# [WHAT YOU ARE ASKED TO DO]
Pull out all lines from the listing below in which the word "pack" appears.

# [RECORDS TO PROCESS]
※ ※ ※

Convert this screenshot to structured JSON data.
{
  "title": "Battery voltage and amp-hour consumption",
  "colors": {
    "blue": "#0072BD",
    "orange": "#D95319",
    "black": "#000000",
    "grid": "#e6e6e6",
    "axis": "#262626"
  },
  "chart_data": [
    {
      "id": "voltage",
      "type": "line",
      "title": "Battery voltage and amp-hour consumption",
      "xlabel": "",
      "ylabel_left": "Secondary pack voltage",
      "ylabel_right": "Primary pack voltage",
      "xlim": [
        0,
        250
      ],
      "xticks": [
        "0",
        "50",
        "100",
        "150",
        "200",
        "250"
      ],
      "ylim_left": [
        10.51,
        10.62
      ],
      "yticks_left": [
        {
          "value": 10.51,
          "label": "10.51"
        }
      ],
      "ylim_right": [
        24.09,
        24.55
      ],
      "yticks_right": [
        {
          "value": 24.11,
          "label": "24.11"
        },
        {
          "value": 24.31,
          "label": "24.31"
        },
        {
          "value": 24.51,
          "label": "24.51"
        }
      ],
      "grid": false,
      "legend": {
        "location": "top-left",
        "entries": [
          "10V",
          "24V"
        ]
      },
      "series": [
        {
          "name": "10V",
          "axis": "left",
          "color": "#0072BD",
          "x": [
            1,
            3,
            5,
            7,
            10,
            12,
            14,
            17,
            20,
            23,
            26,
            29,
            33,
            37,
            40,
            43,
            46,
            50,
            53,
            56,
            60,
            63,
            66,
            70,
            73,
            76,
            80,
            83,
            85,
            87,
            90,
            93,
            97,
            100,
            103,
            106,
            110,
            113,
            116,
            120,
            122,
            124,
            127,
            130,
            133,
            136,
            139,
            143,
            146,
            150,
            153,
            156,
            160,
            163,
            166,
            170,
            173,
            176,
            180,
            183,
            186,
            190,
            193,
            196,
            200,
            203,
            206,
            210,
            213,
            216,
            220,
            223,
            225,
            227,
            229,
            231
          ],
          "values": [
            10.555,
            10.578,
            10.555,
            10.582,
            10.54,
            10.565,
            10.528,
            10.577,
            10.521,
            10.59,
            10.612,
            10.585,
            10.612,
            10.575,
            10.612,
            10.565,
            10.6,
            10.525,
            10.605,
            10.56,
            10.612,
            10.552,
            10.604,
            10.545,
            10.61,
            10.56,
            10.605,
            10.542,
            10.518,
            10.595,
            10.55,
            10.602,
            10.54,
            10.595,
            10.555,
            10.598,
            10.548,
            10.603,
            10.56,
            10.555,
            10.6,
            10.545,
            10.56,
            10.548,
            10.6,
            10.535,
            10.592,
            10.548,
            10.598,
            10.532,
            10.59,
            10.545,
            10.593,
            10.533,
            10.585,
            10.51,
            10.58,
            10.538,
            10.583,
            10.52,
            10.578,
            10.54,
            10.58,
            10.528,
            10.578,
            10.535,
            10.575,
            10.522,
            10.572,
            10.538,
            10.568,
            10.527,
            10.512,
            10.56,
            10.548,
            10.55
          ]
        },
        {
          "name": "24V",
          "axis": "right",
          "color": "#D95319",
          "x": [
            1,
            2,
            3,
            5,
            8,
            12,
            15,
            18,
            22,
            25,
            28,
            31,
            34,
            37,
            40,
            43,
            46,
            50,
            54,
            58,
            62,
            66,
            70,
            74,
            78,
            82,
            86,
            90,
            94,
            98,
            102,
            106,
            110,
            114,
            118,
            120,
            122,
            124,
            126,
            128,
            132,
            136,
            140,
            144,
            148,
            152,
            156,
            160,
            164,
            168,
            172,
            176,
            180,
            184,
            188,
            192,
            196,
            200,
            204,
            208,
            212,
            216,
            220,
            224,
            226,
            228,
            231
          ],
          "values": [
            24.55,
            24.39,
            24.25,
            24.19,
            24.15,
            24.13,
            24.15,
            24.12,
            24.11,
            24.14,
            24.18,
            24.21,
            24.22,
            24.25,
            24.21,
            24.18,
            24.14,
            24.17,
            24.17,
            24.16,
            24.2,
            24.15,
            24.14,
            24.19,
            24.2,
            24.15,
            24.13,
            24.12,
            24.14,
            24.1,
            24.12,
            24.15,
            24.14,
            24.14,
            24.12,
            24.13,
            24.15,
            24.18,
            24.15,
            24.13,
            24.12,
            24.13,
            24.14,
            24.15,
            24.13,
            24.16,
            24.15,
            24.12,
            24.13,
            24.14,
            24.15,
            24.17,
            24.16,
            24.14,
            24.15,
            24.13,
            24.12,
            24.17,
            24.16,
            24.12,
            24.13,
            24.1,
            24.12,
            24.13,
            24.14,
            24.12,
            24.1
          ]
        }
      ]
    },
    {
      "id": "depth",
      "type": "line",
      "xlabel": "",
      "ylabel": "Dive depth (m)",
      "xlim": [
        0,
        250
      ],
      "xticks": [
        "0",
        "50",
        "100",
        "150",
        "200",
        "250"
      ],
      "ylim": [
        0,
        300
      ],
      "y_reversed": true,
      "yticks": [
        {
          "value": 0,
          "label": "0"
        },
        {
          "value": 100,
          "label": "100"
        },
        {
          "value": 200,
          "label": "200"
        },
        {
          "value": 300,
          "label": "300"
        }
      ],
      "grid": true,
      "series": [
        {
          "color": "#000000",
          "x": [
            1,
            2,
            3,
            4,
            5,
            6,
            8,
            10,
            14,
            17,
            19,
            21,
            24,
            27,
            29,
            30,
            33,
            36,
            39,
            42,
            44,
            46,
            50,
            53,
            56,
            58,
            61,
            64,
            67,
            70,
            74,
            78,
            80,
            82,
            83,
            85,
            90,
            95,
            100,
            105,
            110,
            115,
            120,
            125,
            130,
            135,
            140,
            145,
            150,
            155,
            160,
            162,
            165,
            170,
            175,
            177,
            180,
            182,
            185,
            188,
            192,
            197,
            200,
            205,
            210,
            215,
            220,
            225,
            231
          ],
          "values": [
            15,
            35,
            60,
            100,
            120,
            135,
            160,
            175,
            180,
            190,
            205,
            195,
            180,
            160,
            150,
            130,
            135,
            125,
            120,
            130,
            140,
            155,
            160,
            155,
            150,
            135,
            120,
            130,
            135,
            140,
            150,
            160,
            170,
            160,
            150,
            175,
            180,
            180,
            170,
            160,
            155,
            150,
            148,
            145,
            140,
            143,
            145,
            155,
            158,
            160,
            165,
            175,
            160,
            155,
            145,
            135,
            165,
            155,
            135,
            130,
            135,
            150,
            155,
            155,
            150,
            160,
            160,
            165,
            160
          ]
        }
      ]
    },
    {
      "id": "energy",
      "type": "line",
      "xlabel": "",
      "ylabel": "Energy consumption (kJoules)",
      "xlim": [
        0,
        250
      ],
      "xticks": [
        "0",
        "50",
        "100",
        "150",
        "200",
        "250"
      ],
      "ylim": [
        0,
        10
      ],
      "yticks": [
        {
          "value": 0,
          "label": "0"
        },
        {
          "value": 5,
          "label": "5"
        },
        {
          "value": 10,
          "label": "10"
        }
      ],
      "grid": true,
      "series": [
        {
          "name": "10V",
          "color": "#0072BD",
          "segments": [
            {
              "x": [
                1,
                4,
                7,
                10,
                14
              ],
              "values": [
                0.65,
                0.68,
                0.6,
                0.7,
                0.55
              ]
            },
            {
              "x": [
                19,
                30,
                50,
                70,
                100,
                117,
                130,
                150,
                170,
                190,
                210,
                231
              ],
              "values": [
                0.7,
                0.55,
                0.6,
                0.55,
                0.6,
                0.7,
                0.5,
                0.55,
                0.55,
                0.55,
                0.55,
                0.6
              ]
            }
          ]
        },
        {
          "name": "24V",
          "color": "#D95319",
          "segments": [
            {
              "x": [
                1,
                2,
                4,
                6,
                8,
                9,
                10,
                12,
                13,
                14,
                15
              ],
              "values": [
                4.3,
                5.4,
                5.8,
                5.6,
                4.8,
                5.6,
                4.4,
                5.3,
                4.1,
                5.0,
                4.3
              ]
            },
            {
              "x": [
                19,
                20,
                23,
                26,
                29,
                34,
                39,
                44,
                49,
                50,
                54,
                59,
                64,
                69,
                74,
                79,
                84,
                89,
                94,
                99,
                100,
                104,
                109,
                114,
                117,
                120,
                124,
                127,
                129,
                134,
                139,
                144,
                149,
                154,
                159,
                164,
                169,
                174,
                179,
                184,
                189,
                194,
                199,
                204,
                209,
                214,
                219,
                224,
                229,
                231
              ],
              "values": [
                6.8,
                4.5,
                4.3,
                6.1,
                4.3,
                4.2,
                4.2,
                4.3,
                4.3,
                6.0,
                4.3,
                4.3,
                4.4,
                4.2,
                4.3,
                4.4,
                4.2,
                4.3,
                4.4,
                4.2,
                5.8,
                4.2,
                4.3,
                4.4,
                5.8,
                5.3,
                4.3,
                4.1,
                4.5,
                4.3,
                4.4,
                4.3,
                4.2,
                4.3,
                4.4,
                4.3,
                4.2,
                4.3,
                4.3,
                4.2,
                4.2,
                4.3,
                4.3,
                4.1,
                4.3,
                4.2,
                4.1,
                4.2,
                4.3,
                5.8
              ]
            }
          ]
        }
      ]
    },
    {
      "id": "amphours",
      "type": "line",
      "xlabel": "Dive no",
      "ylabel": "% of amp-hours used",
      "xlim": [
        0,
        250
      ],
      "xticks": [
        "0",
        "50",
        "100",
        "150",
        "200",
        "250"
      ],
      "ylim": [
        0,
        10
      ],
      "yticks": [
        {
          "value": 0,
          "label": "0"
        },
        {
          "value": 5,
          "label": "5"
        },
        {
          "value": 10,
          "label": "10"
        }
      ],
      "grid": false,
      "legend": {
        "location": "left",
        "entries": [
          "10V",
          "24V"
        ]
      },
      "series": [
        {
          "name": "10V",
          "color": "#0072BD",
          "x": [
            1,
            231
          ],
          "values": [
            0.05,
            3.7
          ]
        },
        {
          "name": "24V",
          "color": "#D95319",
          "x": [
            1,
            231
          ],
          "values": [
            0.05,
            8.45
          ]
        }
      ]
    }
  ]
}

※ ※ ※

# [EXERCISE ANSWER]
      "ylabel_left": "Secondary pack voltage",
      "ylabel_right": "Primary pack voltage",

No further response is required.